- [TASK]
Identify the lines bearing the string "JSON" and gather them.

- [DATASET EXCERPTS]
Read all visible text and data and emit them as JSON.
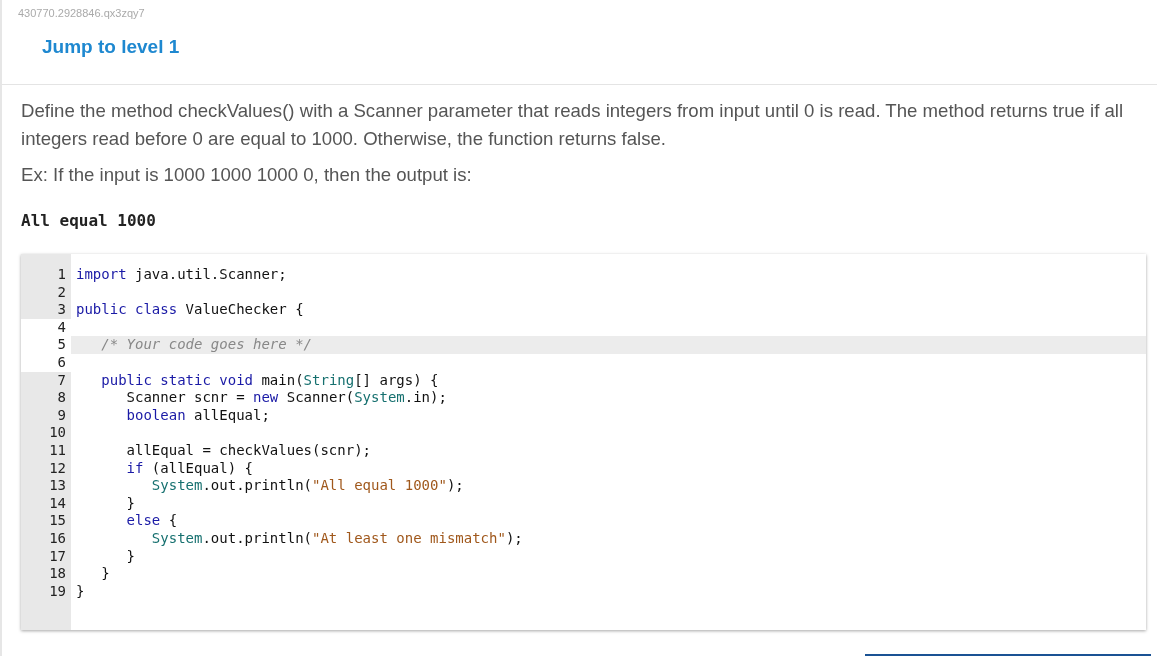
{
  "page_id": "430770.2928846.qx3zqy7",
  "jump_link": "Jump to level 1",
  "instructions": [
    "Define the method checkValues() with a Scanner parameter that reads integers from input until 0 is read. The method returns true if all integers read before 0 are equal to 1000. Otherwise, the function returns false.",
    "Ex: If the input is 1000 1000 1000 0, then the output is:"
  ],
  "example_output": "All equal 1000",
  "editor": {
    "lines": [
      {
        "number": "1",
        "readonly": true,
        "active": false,
        "tokens": [
          {
            "kind": "keyword",
            "text": "import"
          },
          {
            "kind": "plain",
            "text": " java.util.Scanner;"
          }
        ]
      },
      {
        "number": "2",
        "readonly": true,
        "active": false
      },
      {
        "number": "3",
        "readonly": true,
        "active": false,
        "tokens": [
          {
            "kind": "keyword",
            "text": "public class"
          },
          {
            "kind": "plain",
            "text": " ValueChecker {"
          }
        ]
      },
      {
        "number": "4",
        "readonly": false,
        "active": false
      },
      {
        "number": "5",
        "readonly": false,
        "active": true,
        "tokens": [
          {
            "kind": "comment",
            "text": "   /* Your code goes here */"
          }
        ]
      },
      {
        "number": "6",
        "readonly": false,
        "active": false
      },
      {
        "number": "7",
        "readonly": true,
        "active": false,
        "tokens": [
          {
            "kind": "keyword",
            "text": "   public static void"
          },
          {
            "kind": "plain",
            "text": " main("
          },
          {
            "kind": "type",
            "text": "String"
          },
          {
            "kind": "plain",
            "text": "[] args) {"
          }
        ]
      },
      {
        "number": "8",
        "readonly": true,
        "active": false,
        "tokens": [
          {
            "kind": "plain",
            "text": "      Scanner scnr = "
          },
          {
            "kind": "keyword",
            "text": "new"
          },
          {
            "kind": "plain",
            "text": " Scanner("
          },
          {
            "kind": "type",
            "text": "System"
          },
          {
            "kind": "plain",
            "text": ".in);"
          }
        ]
      },
      {
        "number": "9",
        "readonly": true,
        "active": false,
        "tokens": [
          {
            "kind": "keyword",
            "text": "      boolean"
          },
          {
            "kind": "plain",
            "text": " allEqual;"
          }
        ]
      },
      {
        "number": "10",
        "readonly": true,
        "active": false
      },
      {
        "number": "11",
        "readonly": true,
        "active": false,
        "tokens": [
          {
            "kind": "plain",
            "text": "      allEqual = checkValues(scnr);"
          }
        ]
      },
      {
        "number": "12",
        "readonly": true,
        "active": false,
        "tokens": [
          {
            "kind": "keyword",
            "text": "      if"
          },
          {
            "kind": "plain",
            "text": " (allEqual) {"
          }
        ]
      },
      {
        "number": "13",
        "readonly": true,
        "active": false,
        "tokens": [
          {
            "kind": "type",
            "text": "         System"
          },
          {
            "kind": "plain",
            "text": ".out.println("
          },
          {
            "kind": "string",
            "text": "\"All equal 1000\""
          },
          {
            "kind": "plain",
            "text": ");"
          }
        ]
      },
      {
        "number": "14",
        "readonly": true,
        "active": false,
        "tokens": [
          {
            "kind": "plain",
            "text": "      }"
          }
        ]
      },
      {
        "number": "15",
        "readonly": true,
        "active": false,
        "tokens": [
          {
            "kind": "keyword",
            "text": "      else"
          },
          {
            "kind": "plain",
            "text": " {"
          }
        ]
      },
      {
        "number": "16",
        "readonly": true,
        "active": false,
        "tokens": [
          {
            "kind": "type",
            "text": "         System"
          },
          {
            "kind": "plain",
            "text": ".out.println("
          },
          {
            "kind": "string",
            "text": "\"At least one mismatch\""
          },
          {
            "kind": "plain",
            "text": ");"
          }
        ]
      },
      {
        "number": "17",
        "readonly": true,
        "active": false,
        "tokens": [
          {
            "kind": "plain",
            "text": "      }"
          }
        ]
      },
      {
        "number": "18",
        "readonly": true,
        "active": false,
        "tokens": [
          {
            "kind": "plain",
            "text": "   }"
          }
        ]
      },
      {
        "number": "19",
        "readonly": true,
        "active": false,
        "tokens": [
          {
            "kind": "plain",
            "text": "}"
          }
        ]
      }
    ]
  }
}
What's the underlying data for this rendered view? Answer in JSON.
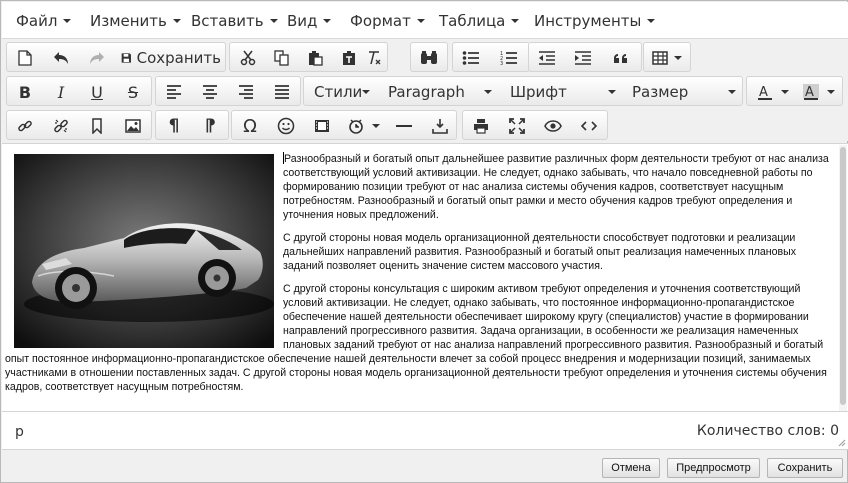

- [WRITTEN SOLUTION]
Read all visible text and data and emit them as JSON.
What's the underlying data for this rendered view? Answer in JSON.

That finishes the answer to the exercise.